## Records for processing
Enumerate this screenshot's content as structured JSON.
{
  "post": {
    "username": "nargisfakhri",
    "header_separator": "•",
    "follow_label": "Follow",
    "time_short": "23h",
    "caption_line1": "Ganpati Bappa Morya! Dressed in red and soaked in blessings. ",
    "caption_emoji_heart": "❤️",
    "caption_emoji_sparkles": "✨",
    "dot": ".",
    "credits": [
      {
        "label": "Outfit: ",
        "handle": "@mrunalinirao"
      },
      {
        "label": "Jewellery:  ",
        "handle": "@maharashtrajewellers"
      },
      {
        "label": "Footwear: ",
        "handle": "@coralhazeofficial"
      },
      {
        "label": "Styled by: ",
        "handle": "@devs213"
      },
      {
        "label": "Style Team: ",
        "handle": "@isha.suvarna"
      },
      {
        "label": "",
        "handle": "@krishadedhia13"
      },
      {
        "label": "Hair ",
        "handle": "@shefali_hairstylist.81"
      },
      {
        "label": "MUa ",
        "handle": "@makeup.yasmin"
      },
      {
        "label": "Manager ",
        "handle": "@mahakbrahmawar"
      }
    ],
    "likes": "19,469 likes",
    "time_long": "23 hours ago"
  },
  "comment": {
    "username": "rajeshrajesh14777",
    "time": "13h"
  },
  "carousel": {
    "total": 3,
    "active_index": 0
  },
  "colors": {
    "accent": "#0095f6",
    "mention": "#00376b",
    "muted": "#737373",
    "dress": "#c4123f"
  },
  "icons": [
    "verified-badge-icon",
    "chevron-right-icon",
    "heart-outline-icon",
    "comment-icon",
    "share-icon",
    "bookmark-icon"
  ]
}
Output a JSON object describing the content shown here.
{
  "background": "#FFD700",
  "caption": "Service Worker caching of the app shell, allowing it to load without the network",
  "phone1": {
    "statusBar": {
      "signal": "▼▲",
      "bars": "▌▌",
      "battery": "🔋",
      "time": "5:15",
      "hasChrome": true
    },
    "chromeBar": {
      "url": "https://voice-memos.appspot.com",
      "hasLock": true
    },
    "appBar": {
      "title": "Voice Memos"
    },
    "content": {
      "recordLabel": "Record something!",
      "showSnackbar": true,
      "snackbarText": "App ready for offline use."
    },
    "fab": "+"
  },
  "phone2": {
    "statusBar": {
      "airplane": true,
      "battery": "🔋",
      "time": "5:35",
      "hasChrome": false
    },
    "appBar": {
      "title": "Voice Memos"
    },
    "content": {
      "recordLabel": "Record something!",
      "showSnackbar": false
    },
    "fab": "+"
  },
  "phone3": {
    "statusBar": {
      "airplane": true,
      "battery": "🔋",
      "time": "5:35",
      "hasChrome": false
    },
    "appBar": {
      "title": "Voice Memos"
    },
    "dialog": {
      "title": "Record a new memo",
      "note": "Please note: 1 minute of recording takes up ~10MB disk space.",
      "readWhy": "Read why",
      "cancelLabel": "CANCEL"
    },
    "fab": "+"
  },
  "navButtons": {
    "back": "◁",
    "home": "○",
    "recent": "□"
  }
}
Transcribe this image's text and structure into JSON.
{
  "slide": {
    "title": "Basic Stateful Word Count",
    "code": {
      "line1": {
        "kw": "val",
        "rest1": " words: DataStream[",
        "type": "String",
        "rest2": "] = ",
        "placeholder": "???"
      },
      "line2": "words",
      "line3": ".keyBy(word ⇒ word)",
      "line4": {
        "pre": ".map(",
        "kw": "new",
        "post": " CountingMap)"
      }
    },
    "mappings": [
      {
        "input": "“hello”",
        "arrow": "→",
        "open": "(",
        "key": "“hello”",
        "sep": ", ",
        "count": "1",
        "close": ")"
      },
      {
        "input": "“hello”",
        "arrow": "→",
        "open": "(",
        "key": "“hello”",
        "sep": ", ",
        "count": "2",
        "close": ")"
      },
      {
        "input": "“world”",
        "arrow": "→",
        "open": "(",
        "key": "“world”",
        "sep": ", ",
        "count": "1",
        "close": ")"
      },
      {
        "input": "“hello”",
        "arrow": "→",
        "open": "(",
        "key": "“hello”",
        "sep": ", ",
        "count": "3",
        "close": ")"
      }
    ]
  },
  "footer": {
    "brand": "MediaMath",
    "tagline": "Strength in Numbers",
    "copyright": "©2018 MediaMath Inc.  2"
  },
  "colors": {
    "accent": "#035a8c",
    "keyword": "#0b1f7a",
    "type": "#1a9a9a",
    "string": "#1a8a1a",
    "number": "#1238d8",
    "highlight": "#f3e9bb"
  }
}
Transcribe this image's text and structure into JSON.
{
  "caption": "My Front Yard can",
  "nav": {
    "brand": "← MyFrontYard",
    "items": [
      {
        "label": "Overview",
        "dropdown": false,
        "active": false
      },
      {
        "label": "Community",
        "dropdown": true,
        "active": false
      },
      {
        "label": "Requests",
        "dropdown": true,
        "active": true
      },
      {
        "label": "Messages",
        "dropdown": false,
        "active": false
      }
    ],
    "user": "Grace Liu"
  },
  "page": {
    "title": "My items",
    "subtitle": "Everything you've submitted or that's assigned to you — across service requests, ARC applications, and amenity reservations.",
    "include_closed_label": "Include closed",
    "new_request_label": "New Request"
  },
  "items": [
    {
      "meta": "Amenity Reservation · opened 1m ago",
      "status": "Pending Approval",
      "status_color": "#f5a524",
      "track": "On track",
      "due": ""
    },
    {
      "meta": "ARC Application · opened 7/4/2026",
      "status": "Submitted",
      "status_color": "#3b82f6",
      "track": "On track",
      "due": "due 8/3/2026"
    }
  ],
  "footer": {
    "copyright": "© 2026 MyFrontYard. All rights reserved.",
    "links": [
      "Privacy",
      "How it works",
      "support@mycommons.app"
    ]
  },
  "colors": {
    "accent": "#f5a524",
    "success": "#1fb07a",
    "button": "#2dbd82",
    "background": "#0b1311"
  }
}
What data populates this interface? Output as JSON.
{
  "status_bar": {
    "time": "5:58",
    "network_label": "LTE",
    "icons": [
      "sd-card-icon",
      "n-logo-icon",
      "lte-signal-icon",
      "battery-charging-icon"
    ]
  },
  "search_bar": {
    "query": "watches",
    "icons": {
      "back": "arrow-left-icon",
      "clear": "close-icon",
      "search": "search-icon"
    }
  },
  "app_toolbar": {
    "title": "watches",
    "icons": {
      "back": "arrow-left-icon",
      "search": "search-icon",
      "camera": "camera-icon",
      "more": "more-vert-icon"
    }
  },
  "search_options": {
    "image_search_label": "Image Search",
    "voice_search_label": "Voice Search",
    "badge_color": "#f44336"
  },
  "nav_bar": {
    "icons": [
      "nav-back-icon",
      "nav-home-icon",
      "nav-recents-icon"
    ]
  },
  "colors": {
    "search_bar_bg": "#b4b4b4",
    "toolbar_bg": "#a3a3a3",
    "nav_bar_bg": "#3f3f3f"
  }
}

## Objective
Quote all the records exactly, please, leaving none out.

## Solved problem
Enumerate this screenshot's content as structured JSON.
{
  "post": {
    "username": "nargisfakhri",
    "header_separator": "•",
    "follow_label": "Follow",
    "time_short": "23h",
    "caption_line1": "Ganpati Bappa Morya! Dressed in red and soaked in blessings. ",
    "caption_emoji_heart": "❤️",
    "caption_emoji_sparkles": "✨",
    "dot": ".",
    "credits": [
      {
        "label": "Outfit: ",
        "handle": "@mrunalinirao"
      },
      {
        "label": "Jewellery:  ",
        "handle": "@maharashtrajewellers"
      },
      {
        "label": "Footwear: ",
        "handle": "@coralhazeofficial"
      },
      {
        "label": "Styled by: ",
        "handle": "@devs213"
      },
      {
        "label": "Style Team: ",
        "handle": "@isha.suvarna"
      },
      {
        "label": "",
        "handle": "@krishadedhia13"
      },
      {
        "label": "Hair ",
        "handle": "@shefali_hairstylist.81"
      },
      {
        "label": "MUa ",
        "handle": "@makeup.yasmin"
      },
      {
        "label": "Manager ",
        "handle": "@mahakbrahmawar"
      }
    ],
    "likes": "19,469 likes",
    "time_long": "23 hours ago"
  },
  "comment": {
    "username": "rajeshrajesh14777",
    "time": "13h"
  },
  "carousel": {
    "total": 3,
    "active_index": 0
  },
  "colors": {
    "accent": "#0095f6",
    "mention": "#00376b",
    "muted": "#737373",
    "dress": "#c4123f"
  },
  "icons": [
    "verified-badge-icon",
    "chevron-right-icon",
    "heart-outline-icon",
    "comment-icon",
    "share-icon",
    "bookmark-icon"
  ]
}
Output a JSON object describing the content shown here.
{
  "background": "#FFD700",
  "caption": "Service Worker caching of the app shell, allowing it to load without the network",
  "phone1": {
    "statusBar": {
      "signal": "▼▲",
      "bars": "▌▌",
      "battery": "🔋",
      "time": "5:15",
      "hasChrome": true
    },
    "chromeBar": {
      "url": "https://voice-memos.appspot.com",
      "hasLock": true
    },
    "appBar": {
      "title": "Voice Memos"
    },
    "content": {
      "recordLabel": "Record something!",
      "showSnackbar": true,
      "snackbarText": "App ready for offline use."
    },
    "fab": "+"
  },
  "phone2": {
    "statusBar": {
      "airplane": true,
      "battery": "🔋",
      "time": "5:35",
      "hasChrome": false
    },
    "appBar": {
      "title": "Voice Memos"
    },
    "content": {
      "recordLabel": "Record something!",
      "showSnackbar": false
    },
    "fab": "+"
  },
  "phone3": {
    "statusBar": {
      "airplane": true,
      "battery": "🔋",
      "time": "5:35",
      "hasChrome": false
    },
    "appBar": {
      "title": "Voice Memos"
    },
    "dialog": {
      "title": "Record a new memo",
      "note": "Please note: 1 minute of recording takes up ~10MB disk space.",
      "readWhy": "Read why",
      "cancelLabel": "CANCEL"
    },
    "fab": "+"
  },
  "navButtons": {
    "back": "◁",
    "home": "○",
    "recent": "□"
  }
}
Transcribe this image's text and structure into JSON.
{
  "slide": {
    "title": "Basic Stateful Word Count",
    "code": {
      "line1": {
        "kw": "val",
        "rest1": " words: DataStream[",
        "type": "String",
        "rest2": "] = ",
        "placeholder": "???"
      },
      "line2": "words",
      "line3": ".keyBy(word ⇒ word)",
      "line4": {
        "pre": ".map(",
        "kw": "new",
        "post": " CountingMap)"
      }
    },
    "mappings": [
      {
        "input": "“hello”",
        "arrow": "→",
        "open": "(",
        "key": "“hello”",
        "sep": ", ",
        "count": "1",
        "close": ")"
      },
      {
        "input": "“hello”",
        "arrow": "→",
        "open": "(",
        "key": "“hello”",
        "sep": ", ",
        "count": "2",
        "close": ")"
      },
      {
        "input": "“world”",
        "arrow": "→",
        "open": "(",
        "key": "“world”",
        "sep": ", ",
        "count": "1",
        "close": ")"
      },
      {
        "input": "“hello”",
        "arrow": "→",
        "open": "(",
        "key": "“hello”",
        "sep": ", ",
        "count": "3",
        "close": ")"
      }
    ]
  },
  "footer": {
    "brand": "MediaMath",
    "tagline": "Strength in Numbers",
    "copyright": "©2018 MediaMath Inc.  2"
  },
  "colors": {
    "accent": "#035a8c",
    "keyword": "#0b1f7a",
    "type": "#1a9a9a",
    "string": "#1a8a1a",
    "number": "#1238d8",
    "highlight": "#f3e9bb"
  }
}
Transcribe this image's text and structure into JSON.
{
  "caption": "My Front Yard can",
  "nav": {
    "brand": "← MyFrontYard",
    "items": [
      {
        "label": "Overview",
        "dropdown": false,
        "active": false
      },
      {
        "label": "Community",
        "dropdown": true,
        "active": false
      },
      {
        "label": "Requests",
        "dropdown": true,
        "active": true
      },
      {
        "label": "Messages",
        "dropdown": false,
        "active": false
      }
    ],
    "user": "Grace Liu"
  },
  "page": {
    "title": "My items",
    "subtitle": "Everything you've submitted or that's assigned to you — across service requests, ARC applications, and amenity reservations.",
    "include_closed_label": "Include closed",
    "new_request_label": "New Request"
  },
  "items": [
    {
      "meta": "Amenity Reservation · opened 1m ago",
      "status": "Pending Approval",
      "status_color": "#f5a524",
      "track": "On track",
      "due": ""
    },
    {
      "meta": "ARC Application · opened 7/4/2026",
      "status": "Submitted",
      "status_color": "#3b82f6",
      "track": "On track",
      "due": "due 8/3/2026"
    }
  ],
  "footer": {
    "copyright": "© 2026 MyFrontYard. All rights reserved.",
    "links": [
      "Privacy",
      "How it works",
      "support@mycommons.app"
    ]
  },
  "colors": {
    "accent": "#f5a524",
    "success": "#1fb07a",
    "button": "#2dbd82",
    "background": "#0b1311"
  }
}
What data populates this interface? Output as JSON.
{
  "status_bar": {
    "time": "5:58",
    "network_label": "LTE",
    "icons": [
      "sd-card-icon",
      "n-logo-icon",
      "lte-signal-icon",
      "battery-charging-icon"
    ]
  },
  "search_bar": {
    "query": "watches",
    "icons": {
      "back": "arrow-left-icon",
      "clear": "close-icon",
      "search": "search-icon"
    }
  },
  "app_toolbar": {
    "title": "watches",
    "icons": {
      "back": "arrow-left-icon",
      "search": "search-icon",
      "camera": "camera-icon",
      "more": "more-vert-icon"
    }
  },
  "search_options": {
    "image_search_label": "Image Search",
    "voice_search_label": "Voice Search",
    "badge_color": "#f44336"
  },
  "nav_bar": {
    "icons": [
      "nav-back-icon",
      "nav-home-icon",
      "nav-recents-icon"
    ]
  },
  "colors": {
    "search_bar_bg": "#b4b4b4",
    "toolbar_bg": "#a3a3a3",
    "nav_bar_bg": "#3f3f3f"
  }
}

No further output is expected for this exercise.